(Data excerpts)
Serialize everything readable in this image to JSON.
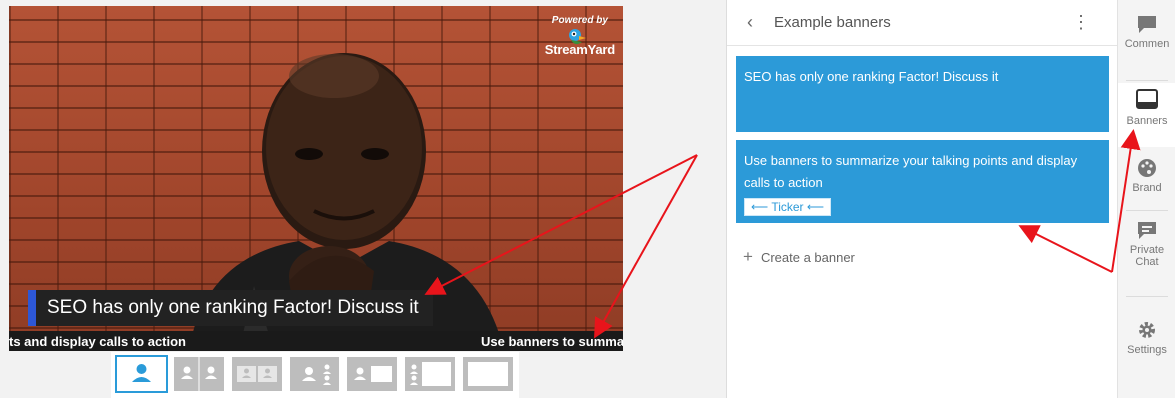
{
  "stage": {
    "logo_powered": "Powered by",
    "logo_name": "StreamYard",
    "banner_text": "SEO has only one ranking Factor! Discuss it",
    "ticker_left": "ts and display calls to action",
    "ticker_right": "Use banners to summar"
  },
  "layouts": [
    "solo",
    "split-two",
    "grid-small",
    "group",
    "presenter-small",
    "presenter-large",
    "fullscreen"
  ],
  "panel": {
    "back_icon": "chevron-left-icon",
    "title": "Example banners",
    "menu_icon": "kebab-icon",
    "banners": [
      {
        "text": "SEO has only one ranking Factor! Discuss it"
      },
      {
        "text": "Use banners to summarize your talking points and display calls to action",
        "chip": "⟵ Ticker ⟵"
      }
    ],
    "create_label": "Create a banner"
  },
  "rail": [
    {
      "label": "Commen",
      "icon": "comment-icon"
    },
    {
      "label": "Banners",
      "icon": "banner-icon",
      "selected": true
    },
    {
      "label": "Brand",
      "icon": "palette-icon"
    },
    {
      "label": "Private Chat",
      "label_line1": "Private",
      "label_line2": "Chat",
      "icon": "private-chat-icon"
    },
    {
      "label": "Settings",
      "icon": "gear-icon"
    }
  ],
  "colors": {
    "banner_blue": "#2c9ad8",
    "overlay_accent": "#2d57d6",
    "arrow_red": "#e8141b"
  }
}
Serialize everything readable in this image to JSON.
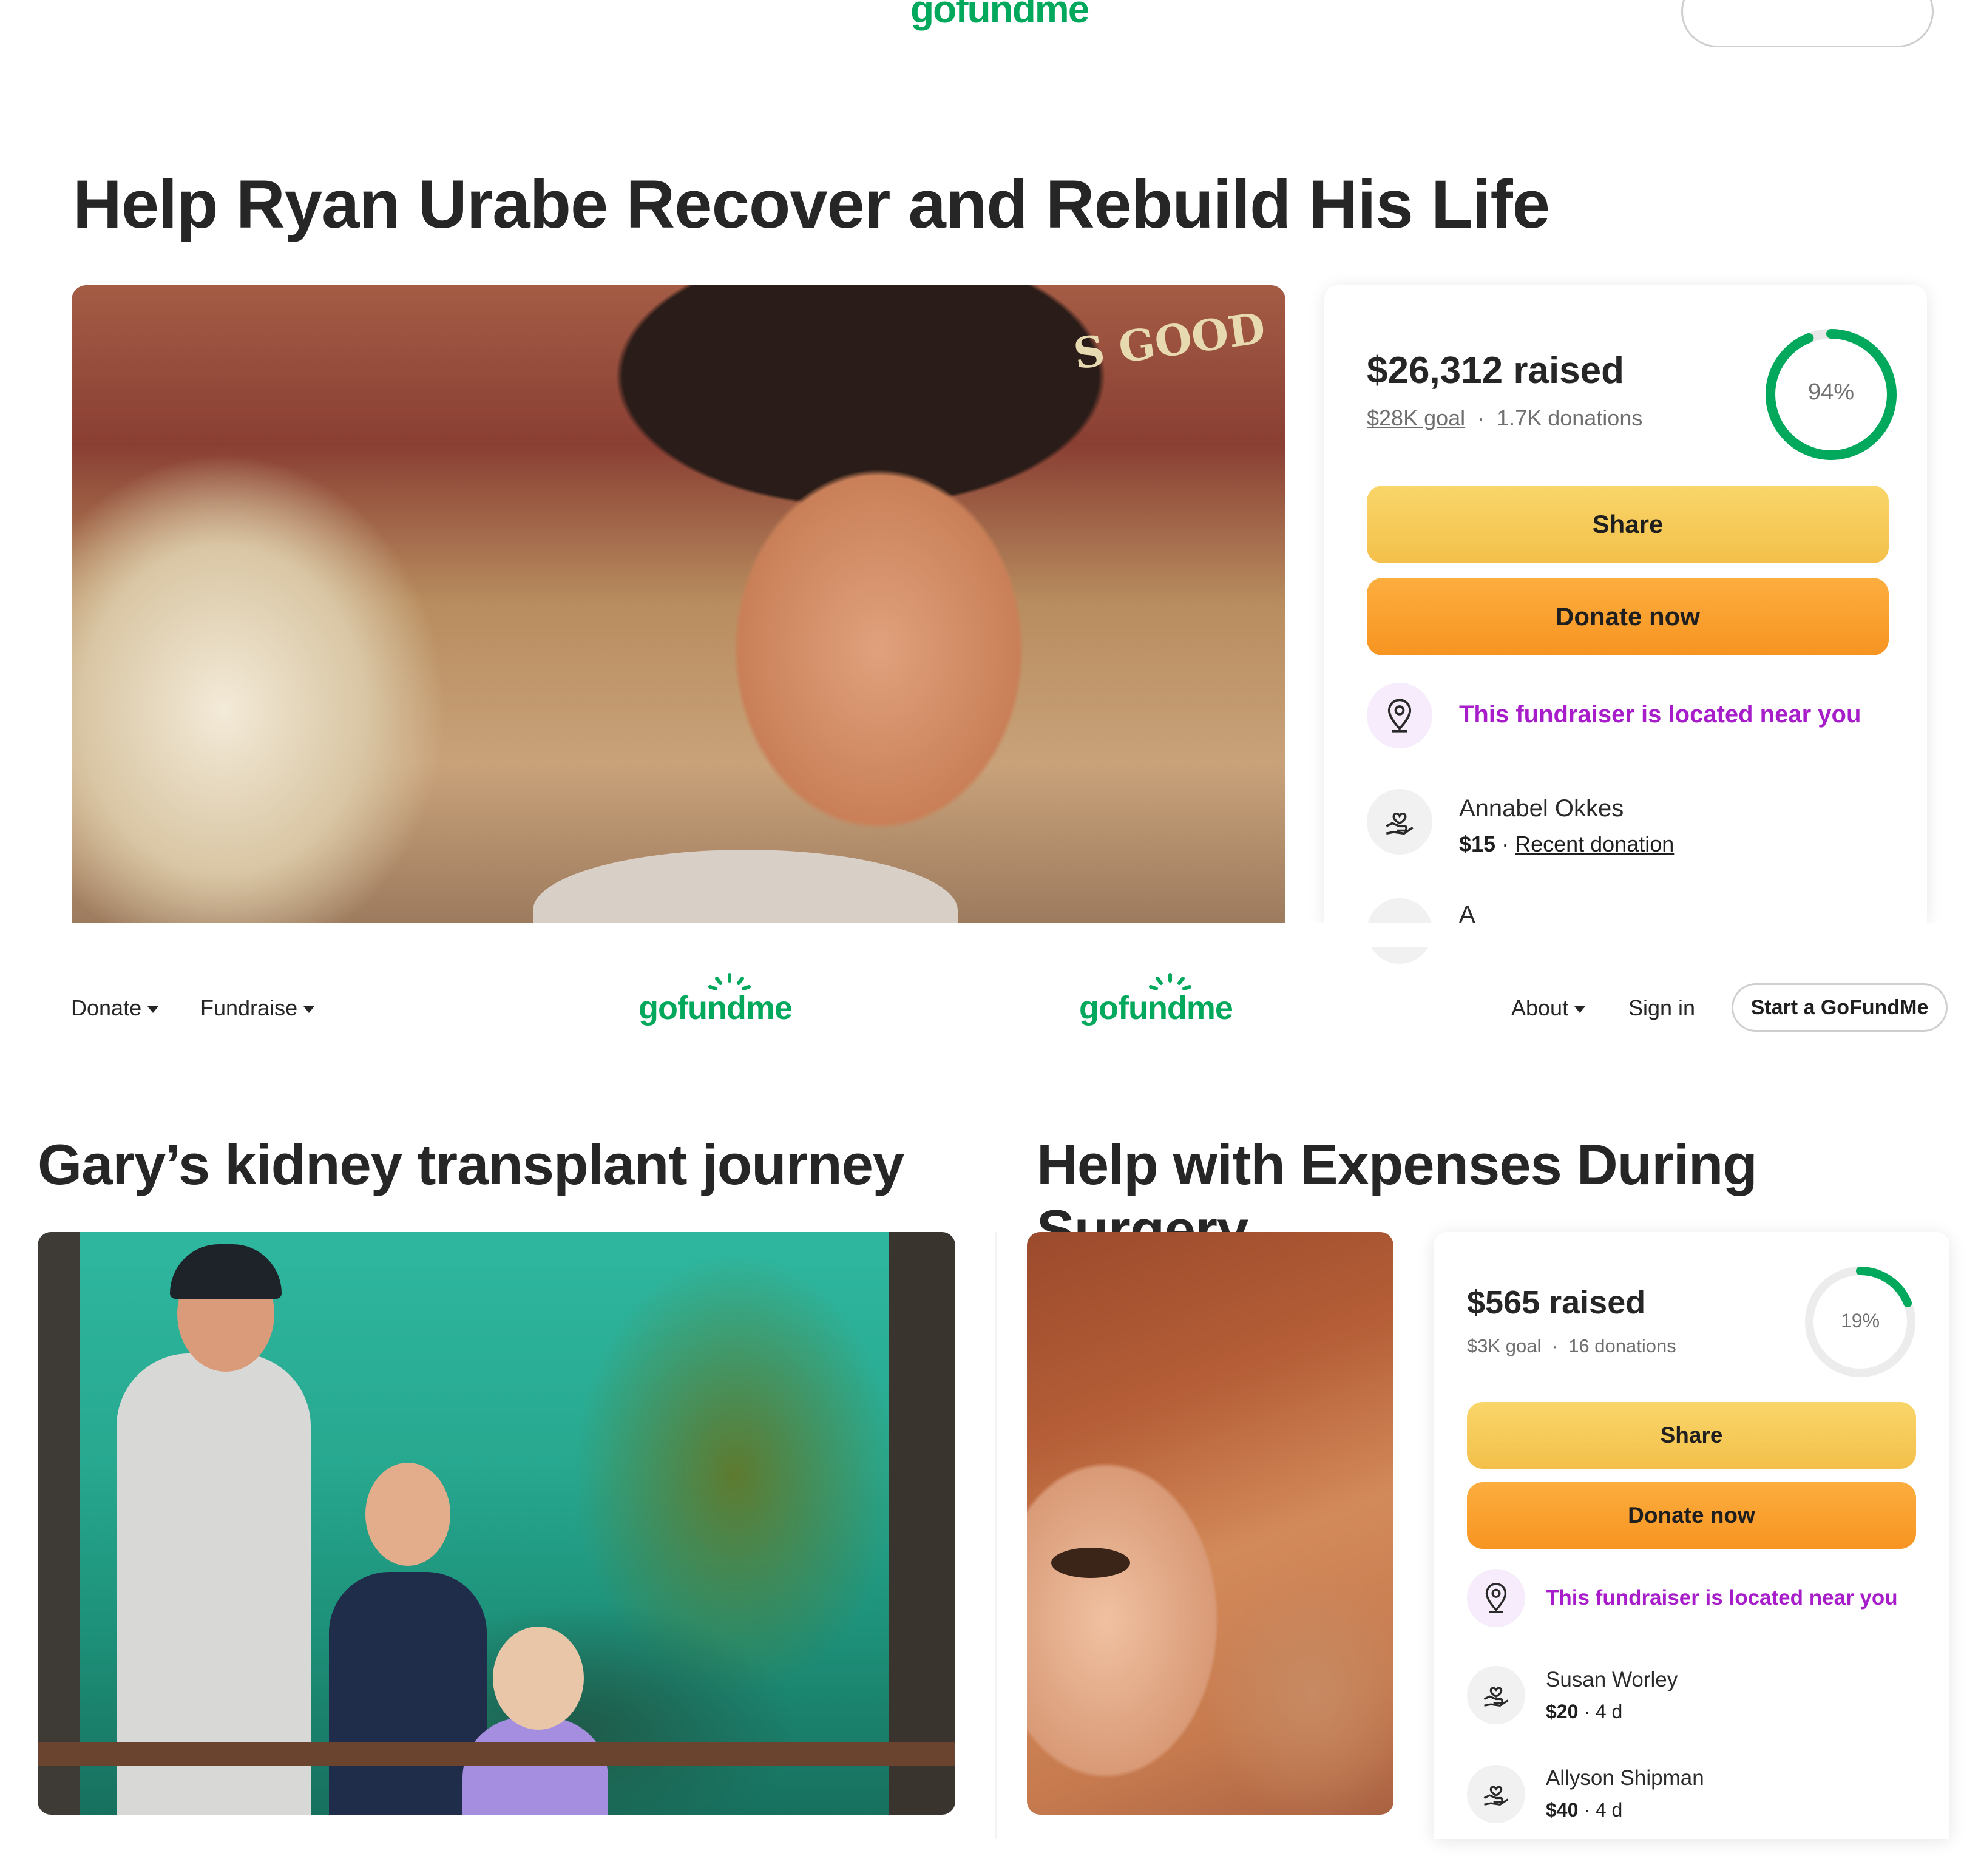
{
  "top_header": {
    "logo_partial": "gofundme"
  },
  "fundraiser1": {
    "title": "Help Ryan Urabe Recover and Rebuild His Life",
    "photo_sign_text": "S GOOD",
    "raised": "$26,312 raised",
    "goal": "$28K goal",
    "donations": "1.7K donations",
    "percent": "94%",
    "progress": 0.94,
    "share_label": "Share",
    "donate_label": "Donate now",
    "near_text": "This fundraiser is located near you",
    "donors": [
      {
        "name": "Annabel Okkes",
        "amount": "$15",
        "note": "Recent donation"
      }
    ],
    "cut_donor_initial": "A"
  },
  "nav": {
    "donate": "Donate",
    "fundraise": "Fundraise",
    "logo": "gofundme",
    "about": "About",
    "sign_in": "Sign in",
    "start": "Start a GoFundMe"
  },
  "fundraiser2": {
    "title": "Gary’s kidney transplant journey"
  },
  "fundraiser3": {
    "title": "Help with Expenses During Surgery",
    "raised": "$565 raised",
    "goal": "$3K goal",
    "donations": "16 donations",
    "percent": "19%",
    "progress": 0.19,
    "share_label": "Share",
    "donate_label": "Donate now",
    "near_text": "This fundraiser is located near you",
    "donors": [
      {
        "name": "Susan Worley",
        "amount": "$20",
        "time": "4 d"
      },
      {
        "name": "Allyson Shipman",
        "amount": "$40",
        "time": "4 d"
      }
    ]
  },
  "colors": {
    "brand_green": "#02a95c",
    "accent_purple": "#a61dc9",
    "share_yellow": "#f6c94f",
    "donate_orange": "#f99a2a"
  }
}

▸ **GIVEN TASK**:
Transcribe every record above exactly as written, leaving out any pictures.

▸ **TASK SOLUTION**:
Serialize everything readable in this image to JSON.
{
  "stage": {
    "logo_powered": "Powered by",
    "logo_name": "StreamYard",
    "banner_text": "SEO has only one ranking Factor! Discuss it",
    "ticker_left": "ts and display calls to action",
    "ticker_right": "Use banners to summar"
  },
  "layouts": [
    "solo",
    "split-two",
    "grid-small",
    "group",
    "presenter-small",
    "presenter-large",
    "fullscreen"
  ],
  "panel": {
    "back_icon": "chevron-left-icon",
    "title": "Example banners",
    "menu_icon": "kebab-icon",
    "banners": [
      {
        "text": "SEO has only one ranking Factor! Discuss it"
      },
      {
        "text": "Use banners to summarize your talking points and display calls to action",
        "chip": "⟵ Ticker ⟵"
      }
    ],
    "create_label": "Create a banner"
  },
  "rail": [
    {
      "label": "Commen",
      "icon": "comment-icon"
    },
    {
      "label": "Banners",
      "icon": "banner-icon",
      "selected": true
    },
    {
      "label": "Brand",
      "icon": "palette-icon"
    },
    {
      "label": "Private Chat",
      "label_line1": "Private",
      "label_line2": "Chat",
      "icon": "private-chat-icon"
    },
    {
      "label": "Settings",
      "icon": "gear-icon"
    }
  ],
  "colors": {
    "banner_blue": "#2c9ad8",
    "overlay_accent": "#2d57d6",
    "arrow_red": "#e8141b"
  }
}
Serialize everything readable in this image to JSON.
{
  "top_header": {
    "logo_partial": "gofundme"
  },
  "fundraiser1": {
    "title": "Help Ryan Urabe Recover and Rebuild His Life",
    "photo_sign_text": "S GOOD",
    "raised": "$26,312 raised",
    "goal": "$28K goal",
    "donations": "1.7K donations",
    "percent": "94%",
    "progress": 0.94,
    "share_label": "Share",
    "donate_label": "Donate now",
    "near_text": "This fundraiser is located near you",
    "donors": [
      {
        "name": "Annabel Okkes",
        "amount": "$15",
        "note": "Recent donation"
      }
    ],
    "cut_donor_initial": "A"
  },
  "nav": {
    "donate": "Donate",
    "fundraise": "Fundraise",
    "logo": "gofundme",
    "about": "About",
    "sign_in": "Sign in",
    "start": "Start a GoFundMe"
  },
  "fundraiser2": {
    "title": "Gary’s kidney transplant journey"
  },
  "fundraiser3": {
    "title": "Help with Expenses During Surgery",
    "raised": "$565 raised",
    "goal": "$3K goal",
    "donations": "16 donations",
    "percent": "19%",
    "progress": 0.19,
    "share_label": "Share",
    "donate_label": "Donate now",
    "near_text": "This fundraiser is located near you",
    "donors": [
      {
        "name": "Susan Worley",
        "amount": "$20",
        "time": "4 d"
      },
      {
        "name": "Allyson Shipman",
        "amount": "$40",
        "time": "4 d"
      }
    ]
  },
  "colors": {
    "brand_green": "#02a95c",
    "accent_purple": "#a61dc9",
    "share_yellow": "#f6c94f",
    "donate_orange": "#f99a2a"
  }
}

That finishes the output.